### [Request]
Scan the listing below. Report each line that includes "ciclo".
**** Dataset content ****
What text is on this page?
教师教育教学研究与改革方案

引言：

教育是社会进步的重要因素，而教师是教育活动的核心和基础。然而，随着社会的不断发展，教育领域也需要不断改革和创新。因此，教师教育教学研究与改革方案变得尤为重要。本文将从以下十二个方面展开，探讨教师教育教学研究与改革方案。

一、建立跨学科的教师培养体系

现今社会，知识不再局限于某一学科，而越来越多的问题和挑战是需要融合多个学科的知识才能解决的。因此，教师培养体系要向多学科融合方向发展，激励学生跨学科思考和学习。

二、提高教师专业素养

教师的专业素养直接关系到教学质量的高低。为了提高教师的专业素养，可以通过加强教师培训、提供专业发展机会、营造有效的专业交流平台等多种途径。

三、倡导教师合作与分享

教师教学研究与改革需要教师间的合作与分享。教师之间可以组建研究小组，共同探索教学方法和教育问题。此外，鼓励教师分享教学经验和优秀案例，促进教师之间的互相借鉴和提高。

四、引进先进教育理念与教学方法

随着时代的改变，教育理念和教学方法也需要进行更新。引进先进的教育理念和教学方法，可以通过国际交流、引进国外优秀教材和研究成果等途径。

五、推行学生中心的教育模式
****
**** Dataset content ****
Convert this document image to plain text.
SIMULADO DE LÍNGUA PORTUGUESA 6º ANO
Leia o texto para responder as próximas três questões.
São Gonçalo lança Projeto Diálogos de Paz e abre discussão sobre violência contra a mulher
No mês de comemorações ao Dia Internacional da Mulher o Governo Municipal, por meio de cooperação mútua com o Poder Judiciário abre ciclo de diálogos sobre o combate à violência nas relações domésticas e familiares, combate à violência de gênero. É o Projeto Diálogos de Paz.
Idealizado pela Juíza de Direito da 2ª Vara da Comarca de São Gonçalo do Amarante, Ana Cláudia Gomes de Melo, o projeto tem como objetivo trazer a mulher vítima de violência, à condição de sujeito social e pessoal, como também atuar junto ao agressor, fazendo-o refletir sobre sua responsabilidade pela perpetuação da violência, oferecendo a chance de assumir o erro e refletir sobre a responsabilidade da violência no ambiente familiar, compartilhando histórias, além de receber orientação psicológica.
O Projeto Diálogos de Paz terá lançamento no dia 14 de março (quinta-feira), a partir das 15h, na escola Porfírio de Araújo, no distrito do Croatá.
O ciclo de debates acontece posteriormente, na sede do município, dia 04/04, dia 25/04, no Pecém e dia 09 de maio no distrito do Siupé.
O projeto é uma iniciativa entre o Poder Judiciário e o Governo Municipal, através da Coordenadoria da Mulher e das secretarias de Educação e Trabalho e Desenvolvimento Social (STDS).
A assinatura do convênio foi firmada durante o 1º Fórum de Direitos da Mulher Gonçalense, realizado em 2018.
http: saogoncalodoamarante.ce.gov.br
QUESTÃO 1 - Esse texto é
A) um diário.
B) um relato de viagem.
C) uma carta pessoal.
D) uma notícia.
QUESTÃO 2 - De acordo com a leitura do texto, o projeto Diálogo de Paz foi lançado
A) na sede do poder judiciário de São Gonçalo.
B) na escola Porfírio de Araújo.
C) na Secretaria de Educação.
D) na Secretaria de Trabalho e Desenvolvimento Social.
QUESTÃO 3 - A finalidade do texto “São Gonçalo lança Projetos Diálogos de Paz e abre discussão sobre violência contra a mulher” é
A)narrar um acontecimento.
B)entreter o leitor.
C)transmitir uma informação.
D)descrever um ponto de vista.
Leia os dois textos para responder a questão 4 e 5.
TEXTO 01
****
**** Dataset content ****
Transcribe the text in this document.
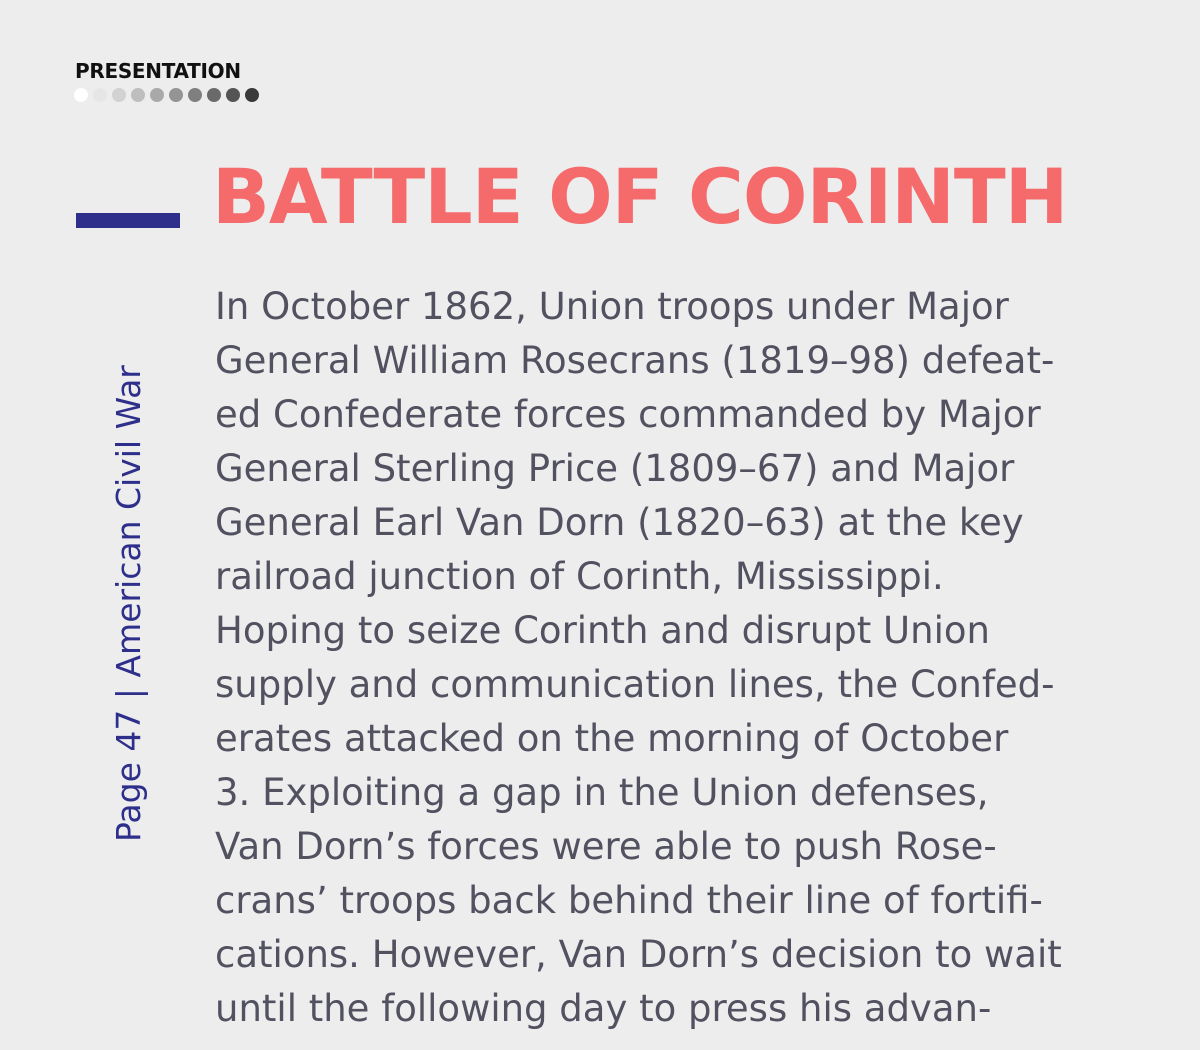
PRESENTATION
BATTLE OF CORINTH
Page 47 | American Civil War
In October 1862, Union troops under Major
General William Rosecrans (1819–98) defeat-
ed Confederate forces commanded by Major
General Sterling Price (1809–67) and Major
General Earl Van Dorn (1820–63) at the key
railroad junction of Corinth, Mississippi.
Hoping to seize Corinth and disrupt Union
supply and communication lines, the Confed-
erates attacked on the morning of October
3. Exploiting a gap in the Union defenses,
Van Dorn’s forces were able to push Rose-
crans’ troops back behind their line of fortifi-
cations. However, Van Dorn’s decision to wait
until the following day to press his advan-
****
### [Solution for this task]
No mês de comemorações ao Dia Internacional da Mulher o Governo Municipal, por meio de cooperação mútua com o Poder Judiciário abre ciclo de diálogos sobre o combate à violência nas relações domésticas e familiares, combate à violência de gênero. É o Projeto Diálogos de Paz.
O ciclo de debates acontece posteriormente, na sede do município, dia 04/04, dia 25/04, no Pecém e dia 09 de maio no distrito do Siupé.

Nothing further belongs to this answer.